#### What you will do:
Write the data out again exactly, dropping any images it holds.

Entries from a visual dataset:
■ ■ ■ ■

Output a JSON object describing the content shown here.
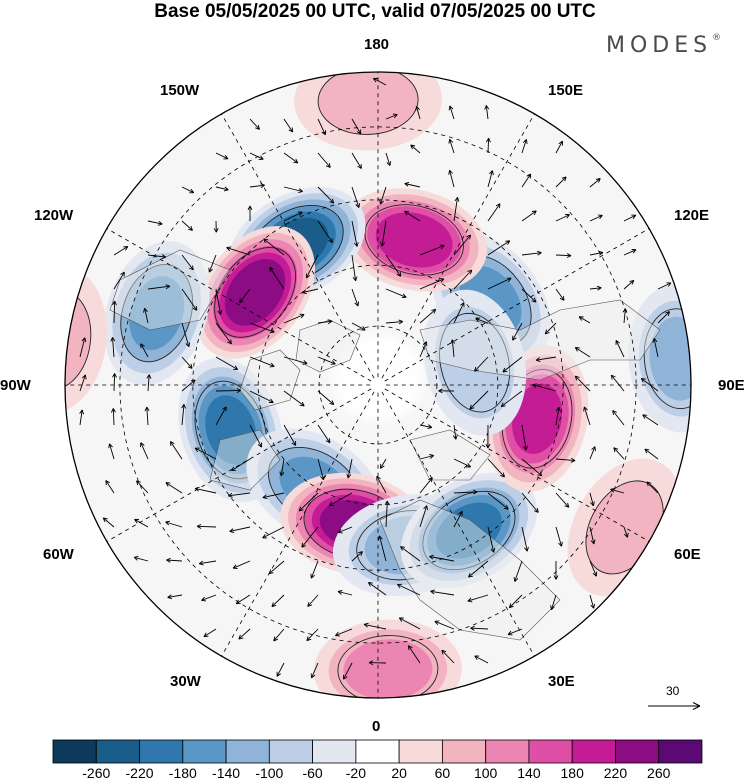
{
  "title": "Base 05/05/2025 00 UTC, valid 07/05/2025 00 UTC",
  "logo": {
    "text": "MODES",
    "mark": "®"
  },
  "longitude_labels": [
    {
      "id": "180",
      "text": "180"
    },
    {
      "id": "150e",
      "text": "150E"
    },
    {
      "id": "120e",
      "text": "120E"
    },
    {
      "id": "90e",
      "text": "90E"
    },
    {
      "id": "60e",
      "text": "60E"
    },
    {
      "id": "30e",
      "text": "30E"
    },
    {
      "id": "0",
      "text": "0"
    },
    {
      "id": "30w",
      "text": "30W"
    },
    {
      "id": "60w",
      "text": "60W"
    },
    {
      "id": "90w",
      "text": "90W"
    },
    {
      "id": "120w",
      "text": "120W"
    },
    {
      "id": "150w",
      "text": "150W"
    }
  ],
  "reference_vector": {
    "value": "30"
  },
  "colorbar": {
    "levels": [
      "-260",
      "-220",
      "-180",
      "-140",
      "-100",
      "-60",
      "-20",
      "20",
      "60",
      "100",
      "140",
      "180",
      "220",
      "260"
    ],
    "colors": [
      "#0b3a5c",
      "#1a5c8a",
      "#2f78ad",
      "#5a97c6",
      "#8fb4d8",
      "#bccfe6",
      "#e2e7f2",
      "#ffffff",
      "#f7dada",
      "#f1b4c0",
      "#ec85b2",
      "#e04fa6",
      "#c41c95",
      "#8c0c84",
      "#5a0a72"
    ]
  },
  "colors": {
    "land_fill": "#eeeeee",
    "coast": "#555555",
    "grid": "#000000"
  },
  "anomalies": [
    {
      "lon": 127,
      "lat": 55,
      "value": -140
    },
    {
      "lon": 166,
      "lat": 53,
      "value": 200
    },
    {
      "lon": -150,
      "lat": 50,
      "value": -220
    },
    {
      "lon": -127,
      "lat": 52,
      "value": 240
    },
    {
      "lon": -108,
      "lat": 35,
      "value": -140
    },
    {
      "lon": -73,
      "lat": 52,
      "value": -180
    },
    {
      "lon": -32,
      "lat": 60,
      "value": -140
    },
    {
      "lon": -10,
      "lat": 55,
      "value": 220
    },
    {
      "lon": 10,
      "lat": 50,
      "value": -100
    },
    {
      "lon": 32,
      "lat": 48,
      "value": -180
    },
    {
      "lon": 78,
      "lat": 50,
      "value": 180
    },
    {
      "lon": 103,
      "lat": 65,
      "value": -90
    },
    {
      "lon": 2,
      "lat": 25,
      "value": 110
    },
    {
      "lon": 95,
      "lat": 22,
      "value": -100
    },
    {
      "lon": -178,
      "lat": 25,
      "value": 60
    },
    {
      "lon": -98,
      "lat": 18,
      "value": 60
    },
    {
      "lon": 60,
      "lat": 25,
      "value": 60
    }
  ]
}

■ ■ ■ ■

#### The solution:
Output a JSON object describing the content shown here.
{
  "title": "Base 05/05/2025 00 UTC, valid 07/05/2025 00 UTC",
  "logo": {
    "text": "MODES",
    "mark": "®"
  },
  "longitude_labels": [
    {
      "id": "180",
      "text": "180"
    },
    {
      "id": "150e",
      "text": "150E"
    },
    {
      "id": "120e",
      "text": "120E"
    },
    {
      "id": "90e",
      "text": "90E"
    },
    {
      "id": "60e",
      "text": "60E"
    },
    {
      "id": "30e",
      "text": "30E"
    },
    {
      "id": "0",
      "text": "0"
    },
    {
      "id": "30w",
      "text": "30W"
    },
    {
      "id": "60w",
      "text": "60W"
    },
    {
      "id": "90w",
      "text": "90W"
    },
    {
      "id": "120w",
      "text": "120W"
    },
    {
      "id": "150w",
      "text": "150W"
    }
  ],
  "reference_vector": {
    "value": "30"
  },
  "colorbar": {
    "levels": [
      "-260",
      "-220",
      "-180",
      "-140",
      "-100",
      "-60",
      "-20",
      "20",
      "60",
      "100",
      "140",
      "180",
      "220",
      "260"
    ],
    "colors": [
      "#0b3a5c",
      "#1a5c8a",
      "#2f78ad",
      "#5a97c6",
      "#8fb4d8",
      "#bccfe6",
      "#e2e7f2",
      "#ffffff",
      "#f7dada",
      "#f1b4c0",
      "#ec85b2",
      "#e04fa6",
      "#c41c95",
      "#8c0c84",
      "#5a0a72"
    ]
  },
  "colors": {
    "land_fill": "#eeeeee",
    "coast": "#555555",
    "grid": "#000000"
  },
  "anomalies": [
    {
      "lon": 127,
      "lat": 55,
      "value": -140
    },
    {
      "lon": 166,
      "lat": 53,
      "value": 200
    },
    {
      "lon": -150,
      "lat": 50,
      "value": -220
    },
    {
      "lon": -127,
      "lat": 52,
      "value": 240
    },
    {
      "lon": -108,
      "lat": 35,
      "value": -140
    },
    {
      "lon": -73,
      "lat": 52,
      "value": -180
    },
    {
      "lon": -32,
      "lat": 60,
      "value": -140
    },
    {
      "lon": -10,
      "lat": 55,
      "value": 220
    },
    {
      "lon": 10,
      "lat": 50,
      "value": -100
    },
    {
      "lon": 32,
      "lat": 48,
      "value": -180
    },
    {
      "lon": 78,
      "lat": 50,
      "value": 180
    },
    {
      "lon": 103,
      "lat": 65,
      "value": -90
    },
    {
      "lon": 2,
      "lat": 25,
      "value": 110
    },
    {
      "lon": 95,
      "lat": 22,
      "value": -100
    },
    {
      "lon": -178,
      "lat": 25,
      "value": 60
    },
    {
      "lon": -98,
      "lat": 18,
      "value": 60
    },
    {
      "lon": 60,
      "lat": 25,
      "value": 60
    }
  ]
}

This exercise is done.